══ TASK INPUTS

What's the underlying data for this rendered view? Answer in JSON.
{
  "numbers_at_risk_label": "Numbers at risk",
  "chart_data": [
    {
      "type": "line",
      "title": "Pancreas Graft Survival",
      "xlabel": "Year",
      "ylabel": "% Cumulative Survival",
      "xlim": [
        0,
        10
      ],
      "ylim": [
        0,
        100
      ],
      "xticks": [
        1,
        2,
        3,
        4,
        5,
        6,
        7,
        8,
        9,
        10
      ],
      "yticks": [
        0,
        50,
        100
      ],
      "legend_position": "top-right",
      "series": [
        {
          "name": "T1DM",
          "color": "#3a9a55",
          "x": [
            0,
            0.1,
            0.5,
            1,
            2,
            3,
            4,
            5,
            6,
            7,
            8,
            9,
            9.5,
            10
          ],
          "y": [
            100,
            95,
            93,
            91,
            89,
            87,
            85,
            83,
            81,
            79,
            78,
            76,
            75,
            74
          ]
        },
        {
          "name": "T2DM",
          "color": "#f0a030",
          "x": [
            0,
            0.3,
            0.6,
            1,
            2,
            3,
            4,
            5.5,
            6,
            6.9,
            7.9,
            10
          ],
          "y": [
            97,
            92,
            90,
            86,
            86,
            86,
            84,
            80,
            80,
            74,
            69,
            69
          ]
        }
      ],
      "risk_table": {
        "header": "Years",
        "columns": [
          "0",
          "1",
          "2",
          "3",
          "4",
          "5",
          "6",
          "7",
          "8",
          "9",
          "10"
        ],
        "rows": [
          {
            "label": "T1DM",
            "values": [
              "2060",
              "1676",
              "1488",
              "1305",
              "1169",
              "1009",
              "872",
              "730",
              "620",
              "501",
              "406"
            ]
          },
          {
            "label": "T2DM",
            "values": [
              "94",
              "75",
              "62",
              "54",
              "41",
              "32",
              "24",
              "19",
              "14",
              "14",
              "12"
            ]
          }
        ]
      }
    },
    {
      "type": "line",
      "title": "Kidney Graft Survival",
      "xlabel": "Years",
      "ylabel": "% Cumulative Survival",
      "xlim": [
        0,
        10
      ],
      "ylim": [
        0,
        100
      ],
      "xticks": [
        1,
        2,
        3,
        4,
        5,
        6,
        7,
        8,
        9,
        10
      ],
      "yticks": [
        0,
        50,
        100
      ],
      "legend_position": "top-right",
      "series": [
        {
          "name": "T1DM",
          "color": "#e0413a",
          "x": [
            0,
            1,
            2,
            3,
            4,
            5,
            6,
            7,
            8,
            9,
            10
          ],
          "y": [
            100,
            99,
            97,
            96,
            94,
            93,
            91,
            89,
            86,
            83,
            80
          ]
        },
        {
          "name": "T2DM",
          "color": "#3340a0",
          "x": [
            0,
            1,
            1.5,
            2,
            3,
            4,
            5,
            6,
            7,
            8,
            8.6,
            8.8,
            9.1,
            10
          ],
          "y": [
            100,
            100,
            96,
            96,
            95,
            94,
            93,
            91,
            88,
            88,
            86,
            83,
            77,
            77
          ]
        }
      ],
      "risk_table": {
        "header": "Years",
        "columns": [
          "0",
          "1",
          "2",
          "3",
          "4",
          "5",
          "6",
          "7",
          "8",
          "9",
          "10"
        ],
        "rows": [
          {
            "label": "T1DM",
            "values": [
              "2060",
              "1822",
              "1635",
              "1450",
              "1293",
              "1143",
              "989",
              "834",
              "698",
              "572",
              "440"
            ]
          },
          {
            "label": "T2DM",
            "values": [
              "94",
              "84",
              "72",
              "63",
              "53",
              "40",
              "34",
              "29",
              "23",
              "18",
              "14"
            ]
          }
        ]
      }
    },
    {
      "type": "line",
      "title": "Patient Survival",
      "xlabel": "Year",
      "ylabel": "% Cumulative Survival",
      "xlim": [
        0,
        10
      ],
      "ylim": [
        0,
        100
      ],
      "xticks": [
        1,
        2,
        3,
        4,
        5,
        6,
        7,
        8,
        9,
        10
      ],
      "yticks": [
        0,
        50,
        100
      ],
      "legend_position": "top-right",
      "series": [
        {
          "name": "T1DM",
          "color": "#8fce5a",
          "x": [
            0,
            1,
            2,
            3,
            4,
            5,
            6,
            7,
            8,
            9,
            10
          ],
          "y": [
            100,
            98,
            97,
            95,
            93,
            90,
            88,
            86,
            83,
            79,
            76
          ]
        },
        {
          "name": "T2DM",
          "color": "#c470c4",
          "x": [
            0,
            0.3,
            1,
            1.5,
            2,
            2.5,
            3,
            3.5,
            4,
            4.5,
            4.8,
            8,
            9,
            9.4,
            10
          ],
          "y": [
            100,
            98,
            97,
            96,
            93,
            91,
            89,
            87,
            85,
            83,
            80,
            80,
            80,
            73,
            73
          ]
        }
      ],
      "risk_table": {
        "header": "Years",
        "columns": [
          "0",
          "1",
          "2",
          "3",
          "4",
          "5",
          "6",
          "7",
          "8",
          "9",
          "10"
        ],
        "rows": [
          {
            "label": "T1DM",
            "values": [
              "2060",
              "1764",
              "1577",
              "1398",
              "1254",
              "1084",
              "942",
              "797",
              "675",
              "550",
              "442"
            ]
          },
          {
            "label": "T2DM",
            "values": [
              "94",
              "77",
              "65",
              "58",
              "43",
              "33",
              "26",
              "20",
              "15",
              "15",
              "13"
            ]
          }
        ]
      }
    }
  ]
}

════

REQUIREMENTS ▸ What is needed here is an exact reproduction of all the entries.

ANSWER BELOW ▸
What's the underlying data for this rendered view? Answer in JSON.
{
  "numbers_at_risk_label": "Numbers at risk",
  "chart_data": [
    {
      "type": "line",
      "title": "Pancreas Graft Survival",
      "xlabel": "Year",
      "ylabel": "% Cumulative Survival",
      "xlim": [
        0,
        10
      ],
      "ylim": [
        0,
        100
      ],
      "xticks": [
        1,
        2,
        3,
        4,
        5,
        6,
        7,
        8,
        9,
        10
      ],
      "yticks": [
        0,
        50,
        100
      ],
      "legend_position": "top-right",
      "series": [
        {
          "name": "T1DM",
          "color": "#3a9a55",
          "x": [
            0,
            0.1,
            0.5,
            1,
            2,
            3,
            4,
            5,
            6,
            7,
            8,
            9,
            9.5,
            10
          ],
          "y": [
            100,
            95,
            93,
            91,
            89,
            87,
            85,
            83,
            81,
            79,
            78,
            76,
            75,
            74
          ]
        },
        {
          "name": "T2DM",
          "color": "#f0a030",
          "x": [
            0,
            0.3,
            0.6,
            1,
            2,
            3,
            4,
            5.5,
            6,
            6.9,
            7.9,
            10
          ],
          "y": [
            97,
            92,
            90,
            86,
            86,
            86,
            84,
            80,
            80,
            74,
            69,
            69
          ]
        }
      ],
      "risk_table": {
        "header": "Years",
        "columns": [
          "0",
          "1",
          "2",
          "3",
          "4",
          "5",
          "6",
          "7",
          "8",
          "9",
          "10"
        ],
        "rows": [
          {
            "label": "T1DM",
            "values": [
              "2060",
              "1676",
              "1488",
              "1305",
              "1169",
              "1009",
              "872",
              "730",
              "620",
              "501",
              "406"
            ]
          },
          {
            "label": "T2DM",
            "values": [
              "94",
              "75",
              "62",
              "54",
              "41",
              "32",
              "24",
              "19",
              "14",
              "14",
              "12"
            ]
          }
        ]
      }
    },
    {
      "type": "line",
      "title": "Kidney Graft Survival",
      "xlabel": "Years",
      "ylabel": "% Cumulative Survival",
      "xlim": [
        0,
        10
      ],
      "ylim": [
        0,
        100
      ],
      "xticks": [
        1,
        2,
        3,
        4,
        5,
        6,
        7,
        8,
        9,
        10
      ],
      "yticks": [
        0,
        50,
        100
      ],
      "legend_position": "top-right",
      "series": [
        {
          "name": "T1DM",
          "color": "#e0413a",
          "x": [
            0,
            1,
            2,
            3,
            4,
            5,
            6,
            7,
            8,
            9,
            10
          ],
          "y": [
            100,
            99,
            97,
            96,
            94,
            93,
            91,
            89,
            86,
            83,
            80
          ]
        },
        {
          "name": "T2DM",
          "color": "#3340a0",
          "x": [
            0,
            1,
            1.5,
            2,
            3,
            4,
            5,
            6,
            7,
            8,
            8.6,
            8.8,
            9.1,
            10
          ],
          "y": [
            100,
            100,
            96,
            96,
            95,
            94,
            93,
            91,
            88,
            88,
            86,
            83,
            77,
            77
          ]
        }
      ],
      "risk_table": {
        "header": "Years",
        "columns": [
          "0",
          "1",
          "2",
          "3",
          "4",
          "5",
          "6",
          "7",
          "8",
          "9",
          "10"
        ],
        "rows": [
          {
            "label": "T1DM",
            "values": [
              "2060",
              "1822",
              "1635",
              "1450",
              "1293",
              "1143",
              "989",
              "834",
              "698",
              "572",
              "440"
            ]
          },
          {
            "label": "T2DM",
            "values": [
              "94",
              "84",
              "72",
              "63",
              "53",
              "40",
              "34",
              "29",
              "23",
              "18",
              "14"
            ]
          }
        ]
      }
    },
    {
      "type": "line",
      "title": "Patient Survival",
      "xlabel": "Year",
      "ylabel": "% Cumulative Survival",
      "xlim": [
        0,
        10
      ],
      "ylim": [
        0,
        100
      ],
      "xticks": [
        1,
        2,
        3,
        4,
        5,
        6,
        7,
        8,
        9,
        10
      ],
      "yticks": [
        0,
        50,
        100
      ],
      "legend_position": "top-right",
      "series": [
        {
          "name": "T1DM",
          "color": "#8fce5a",
          "x": [
            0,
            1,
            2,
            3,
            4,
            5,
            6,
            7,
            8,
            9,
            10
          ],
          "y": [
            100,
            98,
            97,
            95,
            93,
            90,
            88,
            86,
            83,
            79,
            76
          ]
        },
        {
          "name": "T2DM",
          "color": "#c470c4",
          "x": [
            0,
            0.3,
            1,
            1.5,
            2,
            2.5,
            3,
            3.5,
            4,
            4.5,
            4.8,
            8,
            9,
            9.4,
            10
          ],
          "y": [
            100,
            98,
            97,
            96,
            93,
            91,
            89,
            87,
            85,
            83,
            80,
            80,
            80,
            73,
            73
          ]
        }
      ],
      "risk_table": {
        "header": "Years",
        "columns": [
          "0",
          "1",
          "2",
          "3",
          "4",
          "5",
          "6",
          "7",
          "8",
          "9",
          "10"
        ],
        "rows": [
          {
            "label": "T1DM",
            "values": [
              "2060",
              "1764",
              "1577",
              "1398",
              "1254",
              "1084",
              "942",
              "797",
              "675",
              "550",
              "442"
            ]
          },
          {
            "label": "T2DM",
            "values": [
              "94",
              "77",
              "65",
              "58",
              "43",
              "33",
              "26",
              "20",
              "15",
              "15",
              "13"
            ]
          }
        ]
      }
    }
  ]
}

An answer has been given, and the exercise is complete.